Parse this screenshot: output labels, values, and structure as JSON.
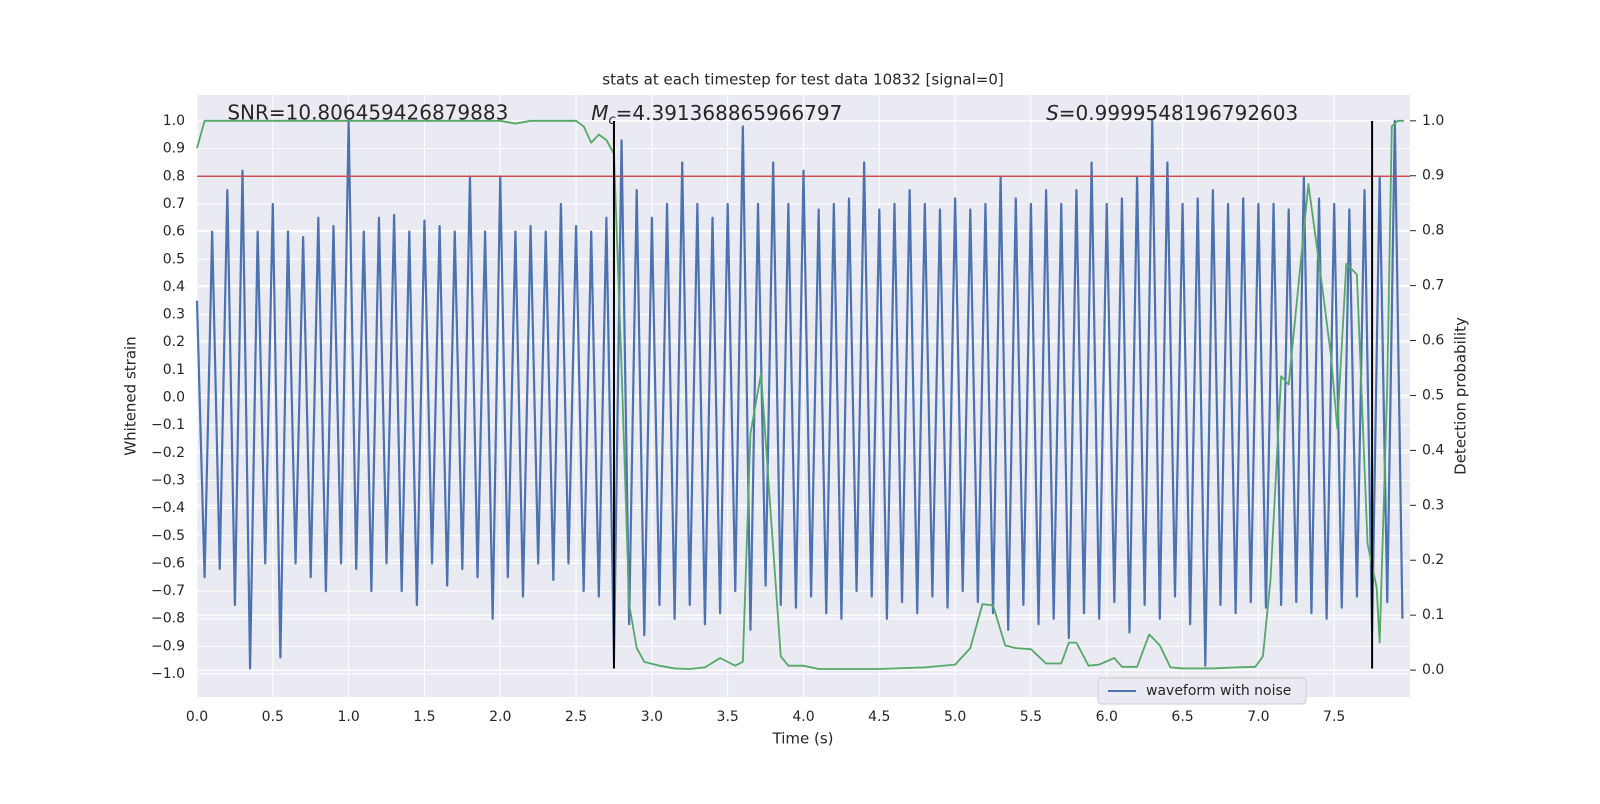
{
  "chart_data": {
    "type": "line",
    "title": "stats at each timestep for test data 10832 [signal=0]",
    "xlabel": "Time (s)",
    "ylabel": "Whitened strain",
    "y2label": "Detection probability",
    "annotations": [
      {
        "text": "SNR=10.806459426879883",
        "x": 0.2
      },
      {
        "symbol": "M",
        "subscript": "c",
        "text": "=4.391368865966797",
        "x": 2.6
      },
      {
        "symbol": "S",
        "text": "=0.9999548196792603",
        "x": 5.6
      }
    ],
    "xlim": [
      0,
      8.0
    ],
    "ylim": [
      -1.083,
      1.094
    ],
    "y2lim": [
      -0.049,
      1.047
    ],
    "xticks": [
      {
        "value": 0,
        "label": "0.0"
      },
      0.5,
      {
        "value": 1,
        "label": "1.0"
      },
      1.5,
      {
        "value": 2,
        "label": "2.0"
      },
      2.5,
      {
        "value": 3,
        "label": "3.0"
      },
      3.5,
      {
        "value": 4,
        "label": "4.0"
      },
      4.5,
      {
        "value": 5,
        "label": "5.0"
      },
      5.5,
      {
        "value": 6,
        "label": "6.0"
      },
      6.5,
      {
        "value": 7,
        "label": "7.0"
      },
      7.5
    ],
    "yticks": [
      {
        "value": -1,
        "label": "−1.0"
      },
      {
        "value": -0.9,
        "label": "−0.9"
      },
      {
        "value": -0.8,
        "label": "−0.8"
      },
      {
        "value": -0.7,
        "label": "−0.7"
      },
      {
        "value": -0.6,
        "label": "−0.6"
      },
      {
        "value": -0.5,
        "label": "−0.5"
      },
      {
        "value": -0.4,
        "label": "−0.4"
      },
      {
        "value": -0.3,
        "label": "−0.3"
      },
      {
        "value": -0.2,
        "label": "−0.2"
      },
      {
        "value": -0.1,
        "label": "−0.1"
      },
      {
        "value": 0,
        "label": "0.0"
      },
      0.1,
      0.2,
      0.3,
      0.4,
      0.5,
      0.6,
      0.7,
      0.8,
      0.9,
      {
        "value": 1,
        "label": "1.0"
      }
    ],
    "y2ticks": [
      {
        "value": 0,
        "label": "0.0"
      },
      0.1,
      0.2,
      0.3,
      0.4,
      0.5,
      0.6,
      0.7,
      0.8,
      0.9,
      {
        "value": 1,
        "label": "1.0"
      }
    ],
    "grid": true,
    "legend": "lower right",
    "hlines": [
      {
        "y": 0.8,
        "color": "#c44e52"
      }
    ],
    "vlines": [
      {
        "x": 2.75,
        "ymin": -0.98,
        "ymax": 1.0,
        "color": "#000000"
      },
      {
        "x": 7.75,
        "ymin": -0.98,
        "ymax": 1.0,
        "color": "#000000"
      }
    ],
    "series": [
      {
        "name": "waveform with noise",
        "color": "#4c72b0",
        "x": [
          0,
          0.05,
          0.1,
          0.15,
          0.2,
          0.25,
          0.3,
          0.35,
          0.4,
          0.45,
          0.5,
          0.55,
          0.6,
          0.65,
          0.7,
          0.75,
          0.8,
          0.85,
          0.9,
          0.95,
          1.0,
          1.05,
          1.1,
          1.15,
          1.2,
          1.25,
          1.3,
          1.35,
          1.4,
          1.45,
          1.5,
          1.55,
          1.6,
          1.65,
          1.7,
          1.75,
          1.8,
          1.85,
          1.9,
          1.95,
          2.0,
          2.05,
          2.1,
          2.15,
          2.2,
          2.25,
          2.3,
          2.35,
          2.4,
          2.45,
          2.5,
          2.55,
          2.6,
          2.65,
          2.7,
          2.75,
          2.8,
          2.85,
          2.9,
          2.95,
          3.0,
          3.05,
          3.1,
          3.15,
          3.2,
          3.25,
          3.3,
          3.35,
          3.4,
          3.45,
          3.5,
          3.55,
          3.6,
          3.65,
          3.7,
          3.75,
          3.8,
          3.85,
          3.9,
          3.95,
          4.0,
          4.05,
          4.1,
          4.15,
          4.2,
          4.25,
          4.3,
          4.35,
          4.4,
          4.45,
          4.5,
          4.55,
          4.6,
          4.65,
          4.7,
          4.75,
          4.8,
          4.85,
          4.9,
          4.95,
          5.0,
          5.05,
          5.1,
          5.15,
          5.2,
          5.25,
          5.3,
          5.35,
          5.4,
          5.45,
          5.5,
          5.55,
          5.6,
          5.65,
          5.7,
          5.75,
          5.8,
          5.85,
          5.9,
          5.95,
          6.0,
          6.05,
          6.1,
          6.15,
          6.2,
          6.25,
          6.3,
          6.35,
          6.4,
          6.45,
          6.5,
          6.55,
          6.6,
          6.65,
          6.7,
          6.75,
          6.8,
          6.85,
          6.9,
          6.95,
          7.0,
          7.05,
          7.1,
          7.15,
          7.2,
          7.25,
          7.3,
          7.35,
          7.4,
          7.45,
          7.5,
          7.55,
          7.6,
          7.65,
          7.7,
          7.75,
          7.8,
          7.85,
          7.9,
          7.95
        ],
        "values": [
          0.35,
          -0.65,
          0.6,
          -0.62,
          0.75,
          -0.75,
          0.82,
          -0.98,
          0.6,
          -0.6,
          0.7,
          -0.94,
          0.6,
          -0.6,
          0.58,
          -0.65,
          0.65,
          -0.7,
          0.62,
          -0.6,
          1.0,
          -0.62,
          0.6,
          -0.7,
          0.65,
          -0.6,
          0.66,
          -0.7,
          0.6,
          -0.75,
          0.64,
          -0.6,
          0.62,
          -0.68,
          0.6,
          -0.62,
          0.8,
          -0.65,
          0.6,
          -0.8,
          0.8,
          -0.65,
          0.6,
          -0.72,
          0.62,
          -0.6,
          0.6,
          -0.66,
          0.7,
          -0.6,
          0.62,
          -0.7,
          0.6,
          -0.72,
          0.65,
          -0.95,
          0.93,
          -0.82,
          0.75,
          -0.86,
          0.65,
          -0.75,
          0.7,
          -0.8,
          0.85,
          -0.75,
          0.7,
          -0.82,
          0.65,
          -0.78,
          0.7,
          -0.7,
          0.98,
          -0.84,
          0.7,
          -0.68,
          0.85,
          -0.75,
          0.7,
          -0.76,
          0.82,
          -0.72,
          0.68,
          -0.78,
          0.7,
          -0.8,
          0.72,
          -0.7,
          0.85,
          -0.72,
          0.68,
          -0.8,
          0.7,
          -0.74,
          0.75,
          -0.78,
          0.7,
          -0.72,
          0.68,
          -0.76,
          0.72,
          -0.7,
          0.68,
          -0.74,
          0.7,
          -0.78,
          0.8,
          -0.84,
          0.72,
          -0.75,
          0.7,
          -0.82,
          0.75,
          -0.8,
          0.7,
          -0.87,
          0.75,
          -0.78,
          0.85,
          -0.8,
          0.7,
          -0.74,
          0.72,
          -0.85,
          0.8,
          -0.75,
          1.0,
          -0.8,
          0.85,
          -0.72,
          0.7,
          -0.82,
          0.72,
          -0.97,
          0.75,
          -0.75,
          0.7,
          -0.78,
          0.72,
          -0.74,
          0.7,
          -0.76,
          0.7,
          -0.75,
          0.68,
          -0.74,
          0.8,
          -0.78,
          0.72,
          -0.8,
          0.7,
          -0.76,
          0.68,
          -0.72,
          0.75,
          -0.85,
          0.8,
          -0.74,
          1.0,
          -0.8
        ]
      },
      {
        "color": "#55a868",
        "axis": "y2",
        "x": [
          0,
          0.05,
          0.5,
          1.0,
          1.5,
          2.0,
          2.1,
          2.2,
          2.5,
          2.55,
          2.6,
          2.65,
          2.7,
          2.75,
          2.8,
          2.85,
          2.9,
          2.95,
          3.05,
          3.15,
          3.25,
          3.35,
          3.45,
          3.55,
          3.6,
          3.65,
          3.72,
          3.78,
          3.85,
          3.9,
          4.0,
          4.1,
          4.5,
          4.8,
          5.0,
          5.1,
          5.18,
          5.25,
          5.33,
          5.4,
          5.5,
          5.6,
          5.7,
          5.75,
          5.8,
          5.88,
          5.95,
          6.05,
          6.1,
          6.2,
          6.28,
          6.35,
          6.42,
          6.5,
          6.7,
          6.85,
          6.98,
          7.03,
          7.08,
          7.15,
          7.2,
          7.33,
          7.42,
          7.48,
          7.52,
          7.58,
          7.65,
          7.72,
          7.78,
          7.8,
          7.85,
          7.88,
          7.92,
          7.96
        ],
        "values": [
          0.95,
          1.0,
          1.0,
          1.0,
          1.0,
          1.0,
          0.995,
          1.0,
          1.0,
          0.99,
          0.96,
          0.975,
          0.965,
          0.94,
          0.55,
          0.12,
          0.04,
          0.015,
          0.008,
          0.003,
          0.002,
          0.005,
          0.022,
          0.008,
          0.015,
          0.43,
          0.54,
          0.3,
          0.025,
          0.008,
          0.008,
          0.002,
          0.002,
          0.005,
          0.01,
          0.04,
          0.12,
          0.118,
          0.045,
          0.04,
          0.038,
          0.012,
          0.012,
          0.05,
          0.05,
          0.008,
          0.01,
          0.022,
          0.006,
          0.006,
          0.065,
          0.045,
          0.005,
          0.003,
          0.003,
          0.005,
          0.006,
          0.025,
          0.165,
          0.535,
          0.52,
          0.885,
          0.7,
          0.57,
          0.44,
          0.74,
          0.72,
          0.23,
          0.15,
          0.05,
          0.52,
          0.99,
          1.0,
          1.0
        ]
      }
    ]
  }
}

**Aim of the task:** Pull out all lines of the data with the string "text".

**Output of the task:**
        "text": "SNR=10.806459426879883",
        "text": "=4.391368865966797",
        "text": "=0.9999548196792603",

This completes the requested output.